▸ **Supplied material**:

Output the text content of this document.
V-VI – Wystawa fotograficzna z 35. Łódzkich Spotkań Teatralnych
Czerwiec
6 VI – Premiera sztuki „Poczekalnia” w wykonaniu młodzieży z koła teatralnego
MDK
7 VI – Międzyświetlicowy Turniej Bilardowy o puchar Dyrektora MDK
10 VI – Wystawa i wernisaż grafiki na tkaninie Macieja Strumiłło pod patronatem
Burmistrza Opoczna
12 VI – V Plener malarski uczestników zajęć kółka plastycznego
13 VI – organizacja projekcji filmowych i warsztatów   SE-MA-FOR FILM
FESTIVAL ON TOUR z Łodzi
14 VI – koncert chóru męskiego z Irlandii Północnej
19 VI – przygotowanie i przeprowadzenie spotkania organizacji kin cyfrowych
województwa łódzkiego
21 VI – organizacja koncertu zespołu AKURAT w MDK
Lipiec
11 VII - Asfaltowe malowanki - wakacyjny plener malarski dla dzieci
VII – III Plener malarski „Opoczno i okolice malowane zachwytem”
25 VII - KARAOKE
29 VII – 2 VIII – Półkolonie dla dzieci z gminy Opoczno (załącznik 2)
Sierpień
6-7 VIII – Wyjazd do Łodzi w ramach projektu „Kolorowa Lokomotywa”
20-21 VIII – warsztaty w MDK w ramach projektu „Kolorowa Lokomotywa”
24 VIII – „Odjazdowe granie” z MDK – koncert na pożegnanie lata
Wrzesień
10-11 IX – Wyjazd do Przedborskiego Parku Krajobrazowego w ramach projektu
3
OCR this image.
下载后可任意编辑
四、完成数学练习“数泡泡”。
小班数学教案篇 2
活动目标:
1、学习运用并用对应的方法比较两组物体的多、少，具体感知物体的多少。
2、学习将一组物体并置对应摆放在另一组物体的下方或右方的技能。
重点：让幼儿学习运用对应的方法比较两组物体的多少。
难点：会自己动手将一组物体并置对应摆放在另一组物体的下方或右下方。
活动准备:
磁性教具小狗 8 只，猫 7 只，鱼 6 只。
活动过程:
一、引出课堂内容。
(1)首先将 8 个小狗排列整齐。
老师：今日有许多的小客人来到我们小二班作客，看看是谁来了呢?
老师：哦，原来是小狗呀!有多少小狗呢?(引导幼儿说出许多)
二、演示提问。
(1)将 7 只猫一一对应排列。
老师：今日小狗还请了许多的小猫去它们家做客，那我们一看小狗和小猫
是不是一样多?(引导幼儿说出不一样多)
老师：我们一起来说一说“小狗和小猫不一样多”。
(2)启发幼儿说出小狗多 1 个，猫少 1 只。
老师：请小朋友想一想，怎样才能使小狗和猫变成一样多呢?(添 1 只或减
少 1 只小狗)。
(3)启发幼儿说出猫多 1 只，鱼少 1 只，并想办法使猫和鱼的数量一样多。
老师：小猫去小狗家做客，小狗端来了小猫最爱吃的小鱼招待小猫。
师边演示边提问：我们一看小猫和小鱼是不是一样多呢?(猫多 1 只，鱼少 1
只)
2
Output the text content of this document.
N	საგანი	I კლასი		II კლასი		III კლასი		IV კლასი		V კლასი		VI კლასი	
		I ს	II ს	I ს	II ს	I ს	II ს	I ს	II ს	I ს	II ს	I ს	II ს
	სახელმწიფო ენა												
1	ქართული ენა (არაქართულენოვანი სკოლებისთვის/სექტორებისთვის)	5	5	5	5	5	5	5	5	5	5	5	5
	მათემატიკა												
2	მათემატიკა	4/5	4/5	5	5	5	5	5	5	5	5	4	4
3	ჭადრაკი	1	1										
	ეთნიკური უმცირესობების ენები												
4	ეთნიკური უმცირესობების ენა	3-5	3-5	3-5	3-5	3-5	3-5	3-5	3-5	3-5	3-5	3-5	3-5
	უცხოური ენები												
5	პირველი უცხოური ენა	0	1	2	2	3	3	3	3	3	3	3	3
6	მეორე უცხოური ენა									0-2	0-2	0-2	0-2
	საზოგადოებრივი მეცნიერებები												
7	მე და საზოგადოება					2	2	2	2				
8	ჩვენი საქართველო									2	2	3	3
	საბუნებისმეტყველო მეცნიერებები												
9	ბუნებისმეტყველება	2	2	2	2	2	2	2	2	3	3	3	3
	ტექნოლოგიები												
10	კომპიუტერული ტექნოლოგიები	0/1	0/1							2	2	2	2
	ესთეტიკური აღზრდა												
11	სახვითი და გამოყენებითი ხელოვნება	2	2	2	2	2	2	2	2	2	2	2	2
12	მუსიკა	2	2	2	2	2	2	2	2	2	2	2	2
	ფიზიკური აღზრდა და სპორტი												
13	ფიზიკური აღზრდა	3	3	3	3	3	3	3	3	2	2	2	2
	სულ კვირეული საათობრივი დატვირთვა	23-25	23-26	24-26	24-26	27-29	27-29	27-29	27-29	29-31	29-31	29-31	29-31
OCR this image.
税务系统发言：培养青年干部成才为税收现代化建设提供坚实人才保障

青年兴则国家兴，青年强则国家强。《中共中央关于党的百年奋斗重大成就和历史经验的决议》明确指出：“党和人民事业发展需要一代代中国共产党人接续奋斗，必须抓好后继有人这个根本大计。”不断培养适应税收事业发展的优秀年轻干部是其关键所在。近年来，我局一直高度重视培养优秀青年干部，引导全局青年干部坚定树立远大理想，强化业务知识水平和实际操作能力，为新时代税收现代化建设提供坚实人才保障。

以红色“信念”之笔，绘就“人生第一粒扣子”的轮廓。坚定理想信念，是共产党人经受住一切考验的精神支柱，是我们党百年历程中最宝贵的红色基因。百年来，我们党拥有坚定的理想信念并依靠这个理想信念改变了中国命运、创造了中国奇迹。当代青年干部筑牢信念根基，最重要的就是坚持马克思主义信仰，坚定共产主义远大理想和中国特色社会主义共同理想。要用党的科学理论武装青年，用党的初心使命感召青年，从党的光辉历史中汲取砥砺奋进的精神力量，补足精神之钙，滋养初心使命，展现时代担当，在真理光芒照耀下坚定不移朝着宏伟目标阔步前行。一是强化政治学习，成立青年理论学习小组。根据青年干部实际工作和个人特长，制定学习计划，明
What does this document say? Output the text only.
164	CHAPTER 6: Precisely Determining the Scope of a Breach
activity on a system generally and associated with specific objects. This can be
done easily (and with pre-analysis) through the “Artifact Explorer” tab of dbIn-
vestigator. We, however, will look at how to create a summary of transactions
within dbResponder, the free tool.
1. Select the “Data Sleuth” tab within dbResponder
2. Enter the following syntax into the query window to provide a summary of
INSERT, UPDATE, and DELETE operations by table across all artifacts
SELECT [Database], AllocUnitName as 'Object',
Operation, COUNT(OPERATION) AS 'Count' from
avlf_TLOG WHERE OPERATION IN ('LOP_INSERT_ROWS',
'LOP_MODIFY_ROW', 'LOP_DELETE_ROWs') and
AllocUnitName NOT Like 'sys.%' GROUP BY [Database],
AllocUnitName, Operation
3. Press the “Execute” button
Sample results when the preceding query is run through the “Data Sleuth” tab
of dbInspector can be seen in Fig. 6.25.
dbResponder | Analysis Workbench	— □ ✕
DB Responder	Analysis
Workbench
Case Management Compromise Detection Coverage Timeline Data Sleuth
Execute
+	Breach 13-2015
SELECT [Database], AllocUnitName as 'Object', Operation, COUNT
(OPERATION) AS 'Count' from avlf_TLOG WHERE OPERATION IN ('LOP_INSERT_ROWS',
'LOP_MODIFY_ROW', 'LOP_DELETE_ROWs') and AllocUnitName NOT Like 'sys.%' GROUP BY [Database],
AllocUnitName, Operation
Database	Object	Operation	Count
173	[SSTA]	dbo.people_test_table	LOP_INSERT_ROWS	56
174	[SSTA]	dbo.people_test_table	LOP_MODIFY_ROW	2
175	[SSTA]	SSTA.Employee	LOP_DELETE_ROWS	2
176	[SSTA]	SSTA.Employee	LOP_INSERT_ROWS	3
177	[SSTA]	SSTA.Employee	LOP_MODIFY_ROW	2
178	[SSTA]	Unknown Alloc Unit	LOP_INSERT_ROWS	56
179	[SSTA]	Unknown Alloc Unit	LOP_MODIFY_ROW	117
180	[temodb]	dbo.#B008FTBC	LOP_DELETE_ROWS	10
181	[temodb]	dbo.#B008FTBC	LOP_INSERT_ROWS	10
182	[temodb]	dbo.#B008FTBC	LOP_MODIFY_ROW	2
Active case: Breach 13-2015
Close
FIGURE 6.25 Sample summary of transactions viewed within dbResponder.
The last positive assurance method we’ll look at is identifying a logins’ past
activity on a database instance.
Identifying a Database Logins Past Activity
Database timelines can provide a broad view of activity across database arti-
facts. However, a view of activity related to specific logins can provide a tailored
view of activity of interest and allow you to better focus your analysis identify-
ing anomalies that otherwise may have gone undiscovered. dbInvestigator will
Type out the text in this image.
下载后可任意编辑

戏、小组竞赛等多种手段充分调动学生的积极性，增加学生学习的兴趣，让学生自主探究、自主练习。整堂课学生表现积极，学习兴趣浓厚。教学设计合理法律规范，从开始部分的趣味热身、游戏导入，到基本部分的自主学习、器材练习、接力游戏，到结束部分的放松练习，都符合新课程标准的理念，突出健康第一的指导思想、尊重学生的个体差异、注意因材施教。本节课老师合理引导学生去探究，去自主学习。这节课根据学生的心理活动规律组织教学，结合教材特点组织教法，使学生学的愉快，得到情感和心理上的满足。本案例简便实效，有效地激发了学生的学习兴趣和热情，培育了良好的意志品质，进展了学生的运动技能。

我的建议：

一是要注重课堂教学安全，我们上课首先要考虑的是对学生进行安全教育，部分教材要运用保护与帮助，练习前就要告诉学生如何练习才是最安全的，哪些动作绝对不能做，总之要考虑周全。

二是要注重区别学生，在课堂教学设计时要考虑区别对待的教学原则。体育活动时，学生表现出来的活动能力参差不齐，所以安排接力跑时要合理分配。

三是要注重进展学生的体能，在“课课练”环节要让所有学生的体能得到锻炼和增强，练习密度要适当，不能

▸ **Description of the task**: Work through the records line by line and tally those with the word "dbResponder". Report only the total.

▸ **Finished task**: 4